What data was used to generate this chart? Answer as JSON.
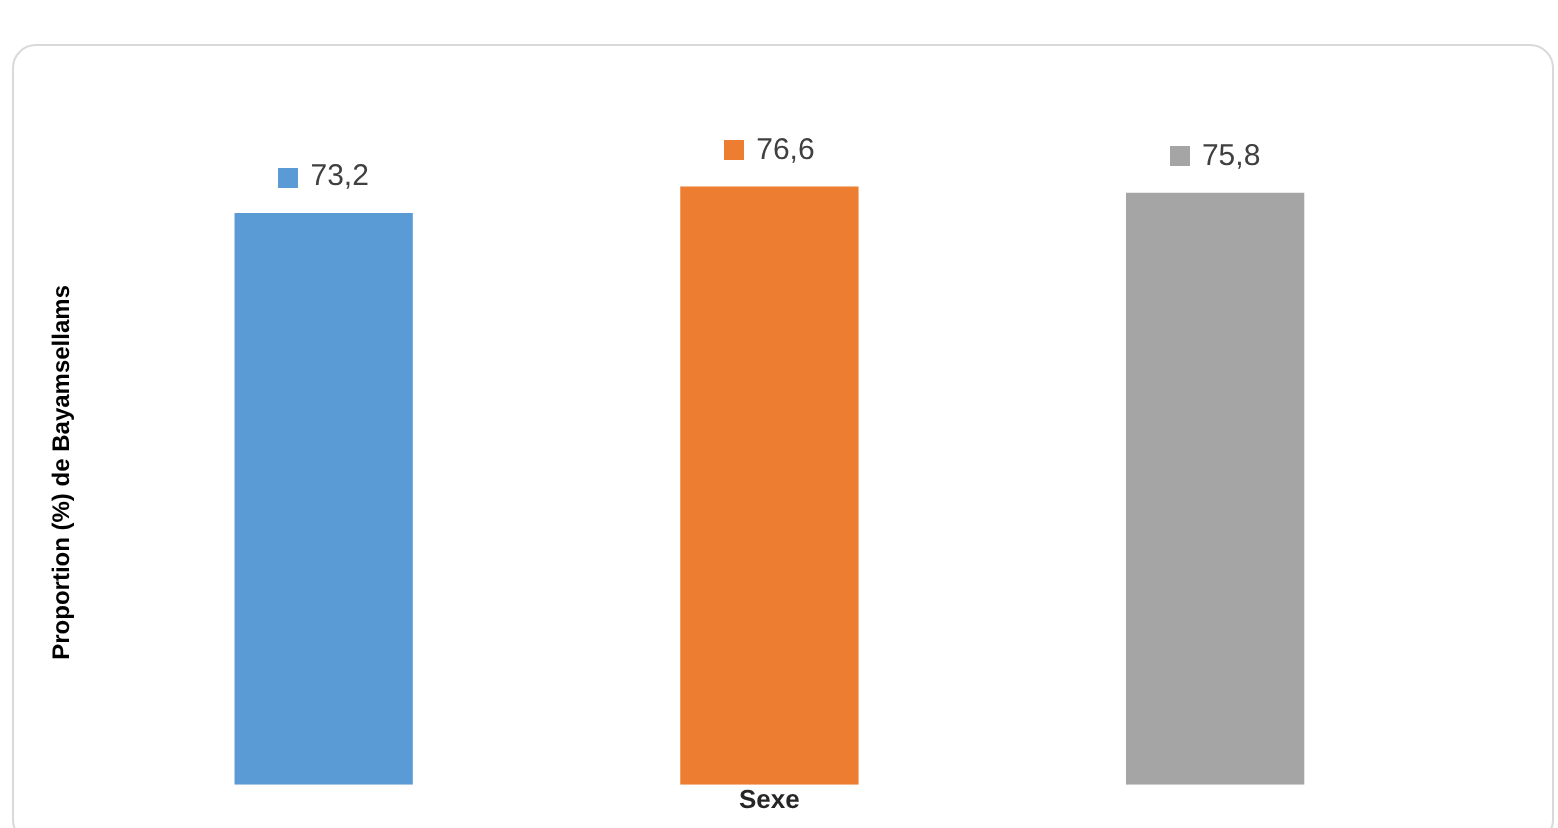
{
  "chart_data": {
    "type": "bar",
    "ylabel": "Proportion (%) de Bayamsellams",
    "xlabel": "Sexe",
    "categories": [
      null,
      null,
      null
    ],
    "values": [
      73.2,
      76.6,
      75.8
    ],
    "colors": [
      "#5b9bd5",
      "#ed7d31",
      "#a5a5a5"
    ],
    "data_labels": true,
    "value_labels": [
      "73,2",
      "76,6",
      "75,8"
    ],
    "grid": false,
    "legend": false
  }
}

▶ _DIRECTIONS_: Without including any picture, repeat the data exactly.

▶ _SOLVED EXERCISE_:
What data was used to generate this chart? Answer as JSON.
{
  "chart_data": {
    "type": "bar",
    "ylabel": "Proportion (%) de Bayamsellams",
    "xlabel": "Sexe",
    "categories": [
      null,
      null,
      null
    ],
    "values": [
      73.2,
      76.6,
      75.8
    ],
    "colors": [
      "#5b9bd5",
      "#ed7d31",
      "#a5a5a5"
    ],
    "data_labels": true,
    "value_labels": [
      "73,2",
      "76,6",
      "75,8"
    ],
    "grid": false,
    "legend": false
  }
}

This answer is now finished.